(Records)
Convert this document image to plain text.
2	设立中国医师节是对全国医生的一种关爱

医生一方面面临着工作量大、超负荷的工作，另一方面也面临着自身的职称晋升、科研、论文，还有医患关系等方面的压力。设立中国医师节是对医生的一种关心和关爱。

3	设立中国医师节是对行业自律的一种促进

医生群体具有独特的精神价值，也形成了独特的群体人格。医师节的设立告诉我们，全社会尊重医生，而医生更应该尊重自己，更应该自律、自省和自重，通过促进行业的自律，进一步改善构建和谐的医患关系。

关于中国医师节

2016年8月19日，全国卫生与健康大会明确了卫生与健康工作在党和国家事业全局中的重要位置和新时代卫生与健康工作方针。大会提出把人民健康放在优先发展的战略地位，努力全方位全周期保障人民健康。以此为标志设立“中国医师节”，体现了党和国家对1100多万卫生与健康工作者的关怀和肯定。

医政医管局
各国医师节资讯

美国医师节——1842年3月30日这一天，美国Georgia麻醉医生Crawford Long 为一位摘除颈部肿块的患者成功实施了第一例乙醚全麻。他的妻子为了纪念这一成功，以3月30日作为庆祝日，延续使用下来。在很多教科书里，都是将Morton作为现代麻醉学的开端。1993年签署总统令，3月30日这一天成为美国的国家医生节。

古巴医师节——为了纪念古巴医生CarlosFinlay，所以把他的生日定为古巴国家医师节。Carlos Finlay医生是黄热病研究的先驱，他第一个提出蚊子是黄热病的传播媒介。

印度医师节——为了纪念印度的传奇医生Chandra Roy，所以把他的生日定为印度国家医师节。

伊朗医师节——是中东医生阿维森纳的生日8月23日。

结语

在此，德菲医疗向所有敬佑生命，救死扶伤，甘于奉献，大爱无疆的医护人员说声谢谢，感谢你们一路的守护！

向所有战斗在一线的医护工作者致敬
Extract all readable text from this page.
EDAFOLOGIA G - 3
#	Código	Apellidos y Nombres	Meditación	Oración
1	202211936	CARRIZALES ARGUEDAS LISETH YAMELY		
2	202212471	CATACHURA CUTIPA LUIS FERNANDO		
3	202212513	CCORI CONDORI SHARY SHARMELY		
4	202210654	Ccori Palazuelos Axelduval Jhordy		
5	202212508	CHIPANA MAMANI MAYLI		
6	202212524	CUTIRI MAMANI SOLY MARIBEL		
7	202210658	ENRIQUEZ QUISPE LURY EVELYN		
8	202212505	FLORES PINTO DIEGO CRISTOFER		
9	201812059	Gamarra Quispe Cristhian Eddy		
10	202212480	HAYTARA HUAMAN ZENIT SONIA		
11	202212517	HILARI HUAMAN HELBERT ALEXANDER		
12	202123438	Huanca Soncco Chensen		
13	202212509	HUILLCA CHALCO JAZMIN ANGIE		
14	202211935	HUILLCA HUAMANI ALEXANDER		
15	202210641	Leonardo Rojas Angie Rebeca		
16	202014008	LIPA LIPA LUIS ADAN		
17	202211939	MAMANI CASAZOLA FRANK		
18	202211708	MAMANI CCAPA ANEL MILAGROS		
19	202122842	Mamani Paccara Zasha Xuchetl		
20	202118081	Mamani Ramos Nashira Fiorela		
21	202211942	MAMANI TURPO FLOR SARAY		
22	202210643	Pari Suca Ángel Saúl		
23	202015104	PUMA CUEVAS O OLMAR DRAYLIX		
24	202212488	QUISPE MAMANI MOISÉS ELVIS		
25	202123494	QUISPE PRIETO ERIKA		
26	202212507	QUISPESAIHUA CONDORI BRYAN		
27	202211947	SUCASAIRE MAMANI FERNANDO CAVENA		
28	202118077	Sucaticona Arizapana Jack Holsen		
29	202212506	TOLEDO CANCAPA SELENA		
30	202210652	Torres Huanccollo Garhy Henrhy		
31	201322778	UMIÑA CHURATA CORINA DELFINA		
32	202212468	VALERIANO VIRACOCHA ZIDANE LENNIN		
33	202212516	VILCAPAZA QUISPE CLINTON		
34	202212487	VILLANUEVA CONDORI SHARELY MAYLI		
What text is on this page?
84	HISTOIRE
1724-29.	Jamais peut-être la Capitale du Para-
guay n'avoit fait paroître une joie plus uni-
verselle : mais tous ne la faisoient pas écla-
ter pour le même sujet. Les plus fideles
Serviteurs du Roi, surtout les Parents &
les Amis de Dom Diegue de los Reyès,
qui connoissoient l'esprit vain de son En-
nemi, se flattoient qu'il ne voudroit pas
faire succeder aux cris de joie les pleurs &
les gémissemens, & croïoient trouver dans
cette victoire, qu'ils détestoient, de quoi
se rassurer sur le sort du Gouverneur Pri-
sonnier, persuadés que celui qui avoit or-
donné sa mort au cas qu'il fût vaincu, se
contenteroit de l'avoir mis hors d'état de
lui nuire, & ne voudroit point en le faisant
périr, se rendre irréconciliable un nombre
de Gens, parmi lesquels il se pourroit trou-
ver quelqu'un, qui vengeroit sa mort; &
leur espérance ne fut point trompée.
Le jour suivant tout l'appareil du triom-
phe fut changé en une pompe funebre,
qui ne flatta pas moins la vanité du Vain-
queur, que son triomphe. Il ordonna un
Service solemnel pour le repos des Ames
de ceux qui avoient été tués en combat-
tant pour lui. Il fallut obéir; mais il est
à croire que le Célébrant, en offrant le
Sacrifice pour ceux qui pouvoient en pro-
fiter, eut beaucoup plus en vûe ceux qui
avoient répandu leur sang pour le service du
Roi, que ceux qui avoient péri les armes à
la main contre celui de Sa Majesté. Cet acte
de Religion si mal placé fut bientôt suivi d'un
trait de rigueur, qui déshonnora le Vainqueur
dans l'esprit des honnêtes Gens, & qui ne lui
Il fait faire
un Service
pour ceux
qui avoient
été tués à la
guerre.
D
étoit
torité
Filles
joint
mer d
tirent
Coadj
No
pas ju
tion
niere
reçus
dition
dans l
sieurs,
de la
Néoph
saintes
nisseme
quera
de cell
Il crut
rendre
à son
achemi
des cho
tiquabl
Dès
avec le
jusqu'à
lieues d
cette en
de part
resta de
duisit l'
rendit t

What is required: Show every line that contains the word "point".

Worked solution:
lui nuire, & ne voudroit point en le faisant
leur espérance ne fut point trompée.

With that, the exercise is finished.